NC does help! Here's a good/fun article

iVillage Member
Registered: 09-27-2005
NC does help! Here's a good/fun article
5
Mon, 10-10-2005 - 3:26pm

Hi everyone!

I find this to be a great article in my weaker moments! I still read it. A while back someone posted this and I found very helpful and it made me laugh (difficult to do in the initial recovery phase) Please take the time an read through it. While I can't say that I agree with "all" things at a given moment...I find the article to portray what any good girlfriend would say (Yes there is a man's version too...just not saved to my favorites:-). Hope this helps you and remember your healing is for you and at your pace!

http://www.breakupsurvivor.com/BreakupSurvivor/articles/articles.aspx?gender=Female

Hugs to all!
S~

iVillage Member
Registered: 12-09-2004
Mon, 10-10-2005 - 8:01pm

Hi luvyoufirst (great name, BTW),

I just wanted to truly thank you for placing that link on this site. Although I get most of my 'hard-core' issues answered here, I find the other site to be helpful especially when I'm in my alone time.

So thanks again!

To everyone else here: THIS TOO SHALL PASS....say it over and over and over an.. :o)

iVillage Member
Registered: 08-11-2004
Tue, 10-11-2005 - 3:01pm
Oh my god, that was such an awesome article, now all i have to do is hold myself to it!

**DATASET CONTENT**:
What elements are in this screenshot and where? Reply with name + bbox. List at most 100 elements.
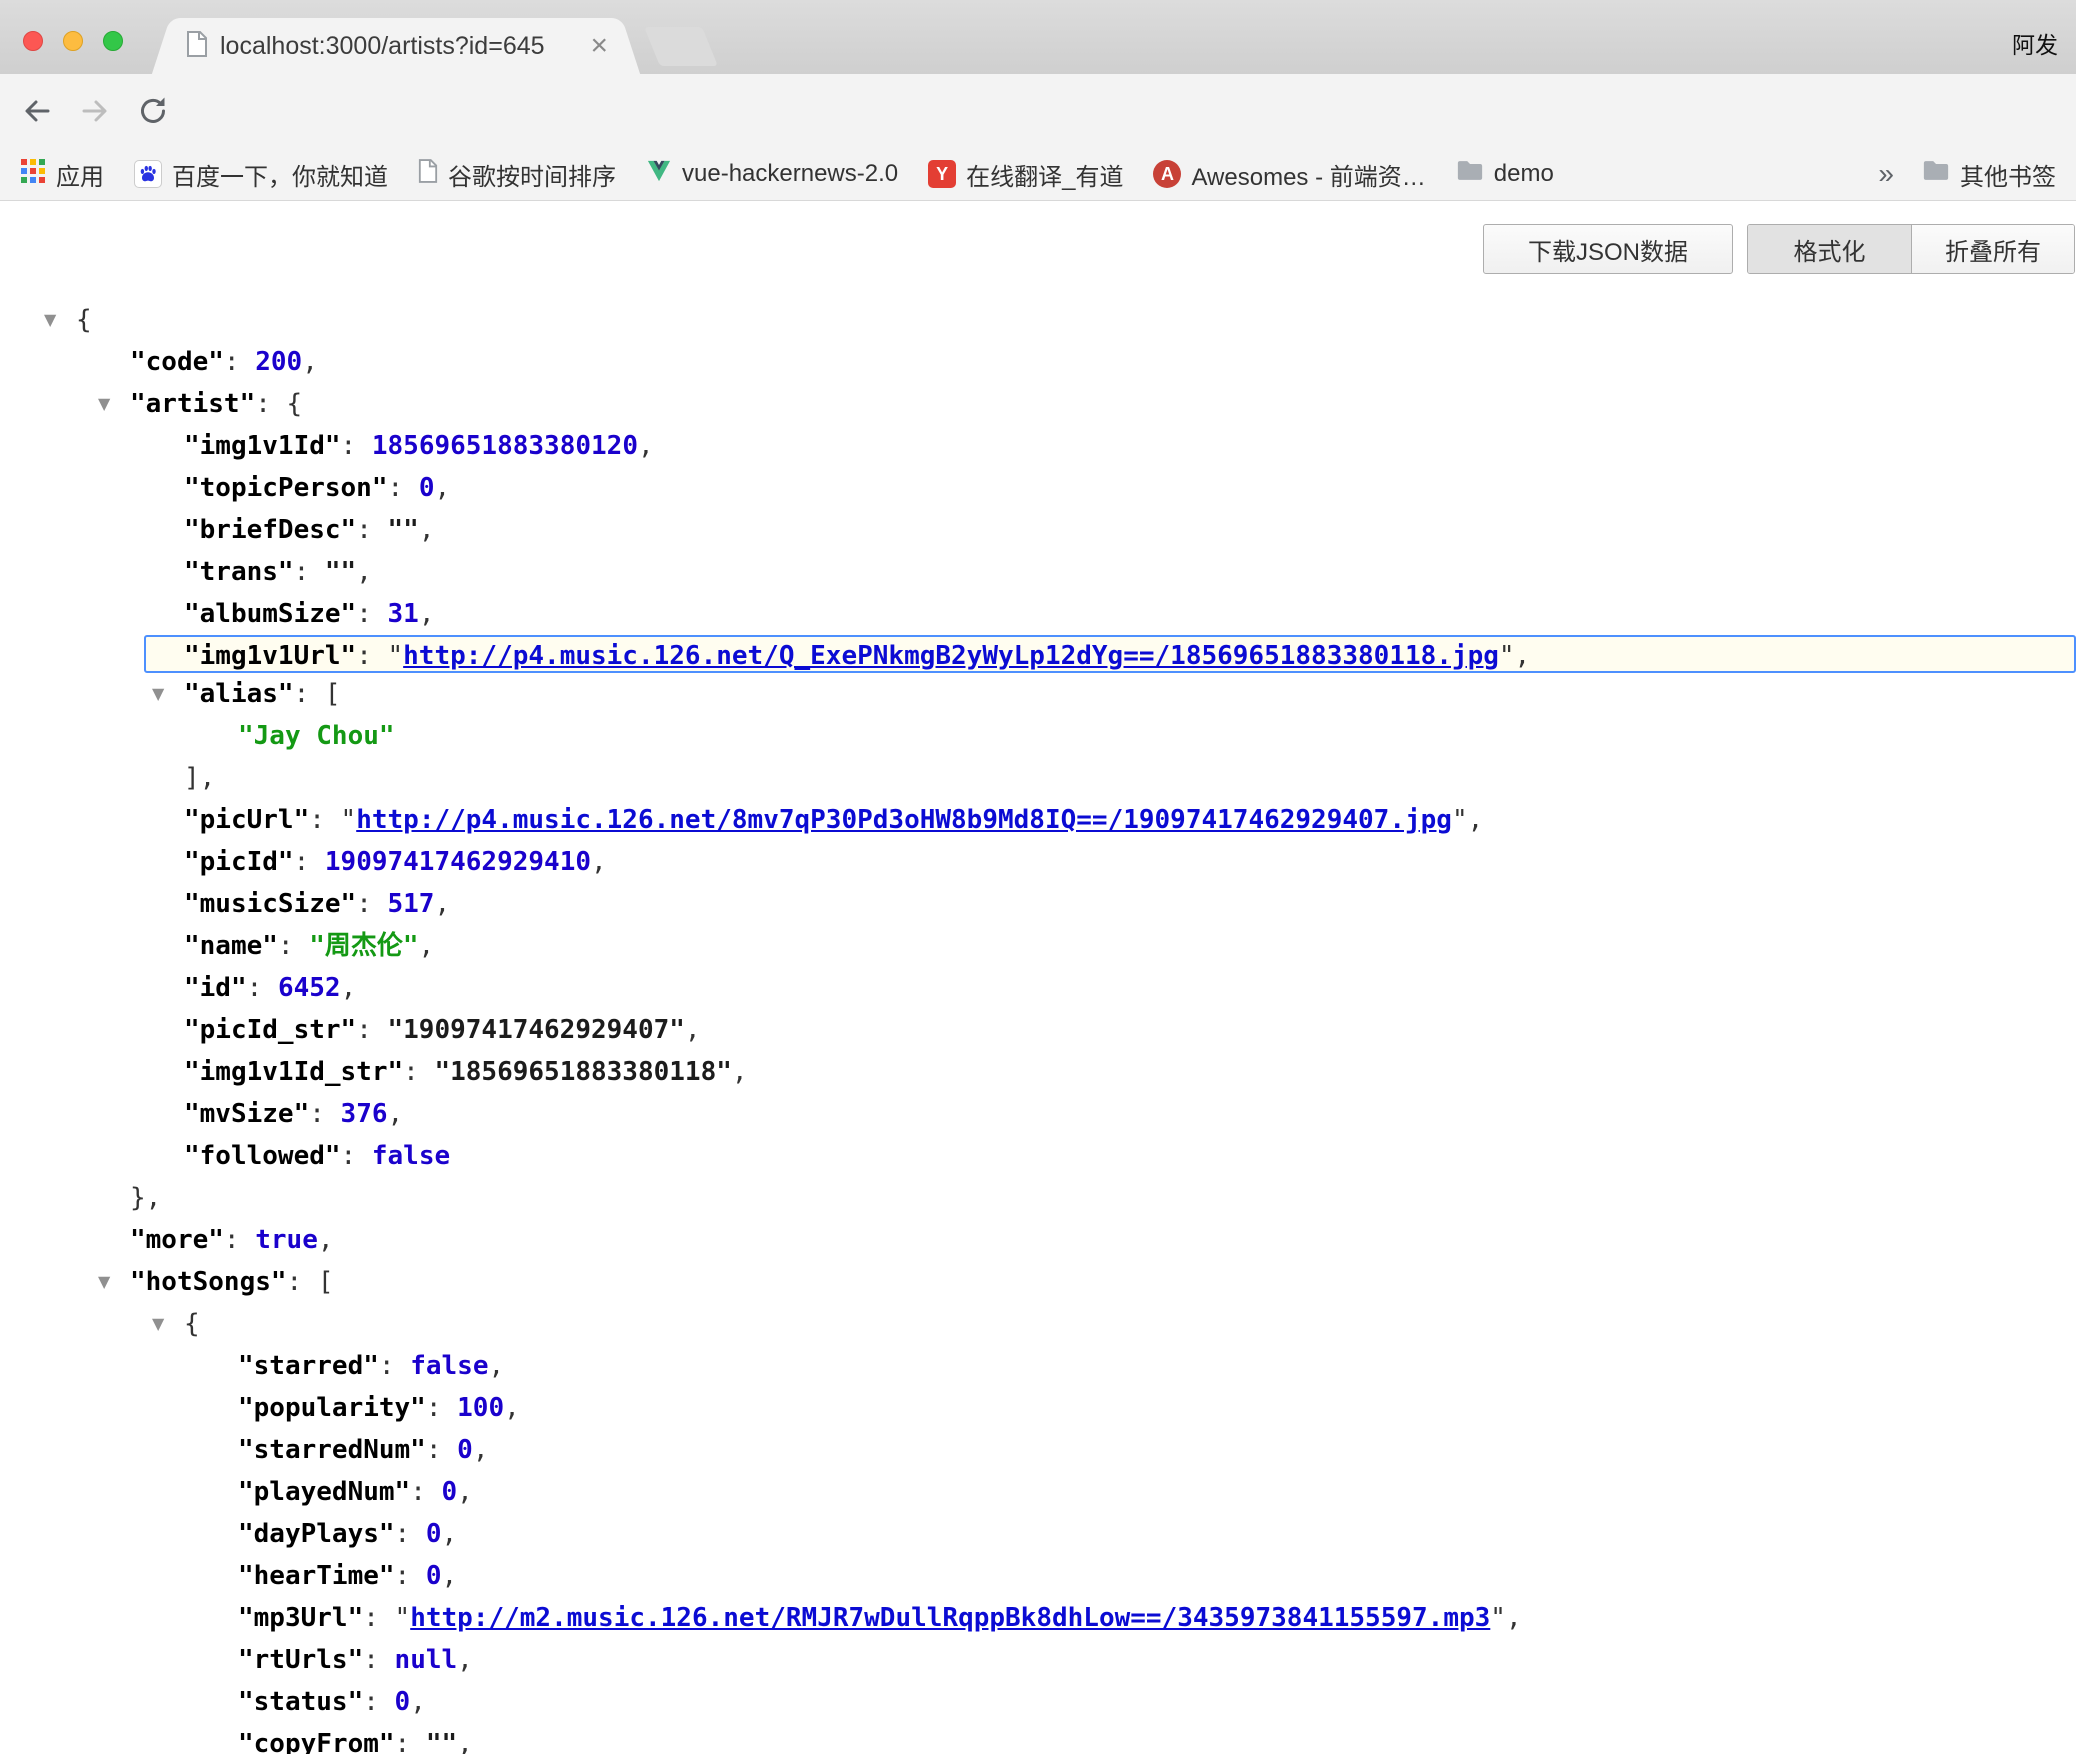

**REQUEST**: Can you retype the stretch of the breakup forum thread from "Hugs to all!" through "So thanks again!"?

**ANSWER TO THIS EXERCISE**:
Hugs to all!
S~

iVillage Member
Registered: 12-09-2004
Mon, 10-10-2005 - 8:01pm

Hi luvyoufirst (great name, BTW),

I just wanted to truly thank you for placing that link on this site. Although I get most of my 'hard-core' issues answered here, I find the other site to be helpful especially when I'm in my alone time.

So thanks again!